Using the data below, copy every line that contains the word "сточных".

BEGIN

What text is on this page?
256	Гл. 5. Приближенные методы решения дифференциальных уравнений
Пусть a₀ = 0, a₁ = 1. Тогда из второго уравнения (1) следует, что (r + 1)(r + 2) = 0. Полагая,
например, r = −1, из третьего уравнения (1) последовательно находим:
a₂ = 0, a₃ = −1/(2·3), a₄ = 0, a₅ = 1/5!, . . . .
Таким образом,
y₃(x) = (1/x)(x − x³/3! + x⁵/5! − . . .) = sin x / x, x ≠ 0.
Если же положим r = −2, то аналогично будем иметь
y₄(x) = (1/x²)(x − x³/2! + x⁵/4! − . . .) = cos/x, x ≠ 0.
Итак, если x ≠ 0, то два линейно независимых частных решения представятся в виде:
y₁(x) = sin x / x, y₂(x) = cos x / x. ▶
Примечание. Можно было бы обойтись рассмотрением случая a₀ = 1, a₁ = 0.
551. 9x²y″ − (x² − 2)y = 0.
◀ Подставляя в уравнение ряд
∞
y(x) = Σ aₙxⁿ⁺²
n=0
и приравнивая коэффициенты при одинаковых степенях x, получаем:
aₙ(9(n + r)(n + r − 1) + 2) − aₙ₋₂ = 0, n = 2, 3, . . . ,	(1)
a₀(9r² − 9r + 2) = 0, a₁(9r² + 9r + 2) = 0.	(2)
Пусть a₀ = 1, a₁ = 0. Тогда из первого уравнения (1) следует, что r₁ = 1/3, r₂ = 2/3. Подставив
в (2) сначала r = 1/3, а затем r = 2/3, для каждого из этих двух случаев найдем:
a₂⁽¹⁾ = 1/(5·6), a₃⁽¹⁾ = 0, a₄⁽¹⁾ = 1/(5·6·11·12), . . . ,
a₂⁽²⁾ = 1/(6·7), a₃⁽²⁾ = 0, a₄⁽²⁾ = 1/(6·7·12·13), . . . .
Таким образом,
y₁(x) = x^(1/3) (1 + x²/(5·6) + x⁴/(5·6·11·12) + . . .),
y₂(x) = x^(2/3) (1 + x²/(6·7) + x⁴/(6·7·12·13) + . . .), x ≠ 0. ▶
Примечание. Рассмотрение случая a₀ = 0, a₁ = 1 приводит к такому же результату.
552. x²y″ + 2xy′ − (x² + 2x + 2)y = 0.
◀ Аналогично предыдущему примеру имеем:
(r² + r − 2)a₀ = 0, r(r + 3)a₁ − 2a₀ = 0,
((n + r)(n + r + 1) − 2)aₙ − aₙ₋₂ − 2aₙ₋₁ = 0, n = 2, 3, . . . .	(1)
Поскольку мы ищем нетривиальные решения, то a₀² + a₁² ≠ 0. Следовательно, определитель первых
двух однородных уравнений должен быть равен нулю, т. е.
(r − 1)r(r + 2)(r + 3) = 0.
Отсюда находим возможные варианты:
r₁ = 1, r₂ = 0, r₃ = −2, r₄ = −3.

END
BEGIN

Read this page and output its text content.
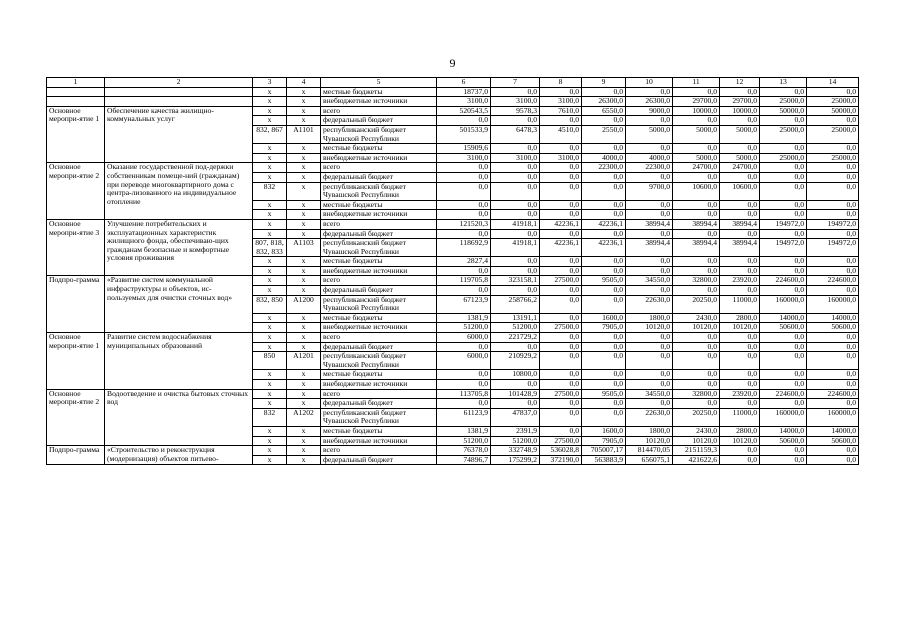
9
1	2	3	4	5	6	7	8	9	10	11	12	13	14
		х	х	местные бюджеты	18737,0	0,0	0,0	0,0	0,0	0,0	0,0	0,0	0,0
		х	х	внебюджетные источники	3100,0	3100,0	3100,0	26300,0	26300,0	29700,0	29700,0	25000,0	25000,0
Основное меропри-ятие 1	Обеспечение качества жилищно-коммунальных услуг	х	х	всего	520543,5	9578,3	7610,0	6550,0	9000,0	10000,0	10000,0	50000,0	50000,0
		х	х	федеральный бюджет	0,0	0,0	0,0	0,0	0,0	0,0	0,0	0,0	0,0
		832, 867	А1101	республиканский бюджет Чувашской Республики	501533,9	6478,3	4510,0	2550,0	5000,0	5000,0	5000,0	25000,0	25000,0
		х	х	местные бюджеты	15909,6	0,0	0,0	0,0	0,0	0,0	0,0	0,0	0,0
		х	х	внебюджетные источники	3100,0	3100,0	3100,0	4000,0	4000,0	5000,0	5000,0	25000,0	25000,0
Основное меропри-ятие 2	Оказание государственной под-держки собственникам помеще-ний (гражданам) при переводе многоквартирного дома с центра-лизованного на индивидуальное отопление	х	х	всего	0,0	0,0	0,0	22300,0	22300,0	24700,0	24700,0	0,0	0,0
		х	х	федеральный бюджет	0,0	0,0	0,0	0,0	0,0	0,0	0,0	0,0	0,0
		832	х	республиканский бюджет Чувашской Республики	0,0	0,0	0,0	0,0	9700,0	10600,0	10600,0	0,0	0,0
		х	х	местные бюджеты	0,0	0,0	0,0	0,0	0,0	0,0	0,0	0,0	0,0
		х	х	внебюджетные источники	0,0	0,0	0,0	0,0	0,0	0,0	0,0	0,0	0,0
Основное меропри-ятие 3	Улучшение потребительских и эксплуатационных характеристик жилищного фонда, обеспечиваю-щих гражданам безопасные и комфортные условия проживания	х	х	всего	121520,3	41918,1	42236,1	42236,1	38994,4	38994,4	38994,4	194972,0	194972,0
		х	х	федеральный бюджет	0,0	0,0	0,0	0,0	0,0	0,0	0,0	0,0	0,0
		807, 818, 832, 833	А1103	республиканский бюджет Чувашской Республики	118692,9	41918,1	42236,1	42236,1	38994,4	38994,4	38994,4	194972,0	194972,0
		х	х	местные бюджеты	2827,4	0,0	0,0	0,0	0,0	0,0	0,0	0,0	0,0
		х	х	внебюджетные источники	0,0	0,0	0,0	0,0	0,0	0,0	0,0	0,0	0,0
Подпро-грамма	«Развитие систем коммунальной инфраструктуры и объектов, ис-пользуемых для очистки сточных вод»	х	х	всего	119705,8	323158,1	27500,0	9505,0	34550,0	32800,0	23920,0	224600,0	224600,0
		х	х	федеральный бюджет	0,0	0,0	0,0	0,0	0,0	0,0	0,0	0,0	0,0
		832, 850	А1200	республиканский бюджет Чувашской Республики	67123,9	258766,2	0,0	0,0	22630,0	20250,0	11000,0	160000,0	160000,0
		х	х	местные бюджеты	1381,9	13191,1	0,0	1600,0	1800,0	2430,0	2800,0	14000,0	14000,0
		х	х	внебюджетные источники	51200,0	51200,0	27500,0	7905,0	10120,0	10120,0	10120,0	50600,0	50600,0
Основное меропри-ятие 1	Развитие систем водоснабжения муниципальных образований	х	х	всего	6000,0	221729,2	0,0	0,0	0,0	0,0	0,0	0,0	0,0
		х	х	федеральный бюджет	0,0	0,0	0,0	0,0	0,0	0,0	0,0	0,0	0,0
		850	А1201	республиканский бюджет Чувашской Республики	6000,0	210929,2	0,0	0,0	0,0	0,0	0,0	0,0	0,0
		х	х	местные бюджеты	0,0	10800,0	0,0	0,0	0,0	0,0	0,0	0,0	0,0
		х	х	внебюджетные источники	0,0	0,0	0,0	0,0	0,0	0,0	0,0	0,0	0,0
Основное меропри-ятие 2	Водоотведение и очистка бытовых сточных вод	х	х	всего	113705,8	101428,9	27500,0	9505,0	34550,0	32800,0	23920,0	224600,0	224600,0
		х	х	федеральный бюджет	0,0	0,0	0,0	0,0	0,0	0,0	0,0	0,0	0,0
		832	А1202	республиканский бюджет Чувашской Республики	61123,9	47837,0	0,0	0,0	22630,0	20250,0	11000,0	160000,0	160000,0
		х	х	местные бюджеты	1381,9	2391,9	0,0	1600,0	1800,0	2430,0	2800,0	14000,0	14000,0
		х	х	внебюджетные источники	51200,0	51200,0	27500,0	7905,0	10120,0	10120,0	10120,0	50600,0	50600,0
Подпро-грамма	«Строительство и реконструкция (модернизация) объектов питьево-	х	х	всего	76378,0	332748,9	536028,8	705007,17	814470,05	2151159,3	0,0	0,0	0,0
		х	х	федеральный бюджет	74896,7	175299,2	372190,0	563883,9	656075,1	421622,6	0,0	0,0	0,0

END

#### Answer to this exercise
Подпро-грамма	«Развитие систем коммунальной инфраструктуры и объектов, ис-пользуемых для очистки сточных вод»	х	х	всего	119705,8	323158,1	27500,0	9505,0	34550,0	32800,0	23920,0	224600,0	224600,0
Основное меропри-ятие 2	Водоотведение и очистка бытовых сточных вод	х	х	всего	113705,8	101428,9	27500,0	9505,0	34550,0	32800,0	23920,0	224600,0	224600,0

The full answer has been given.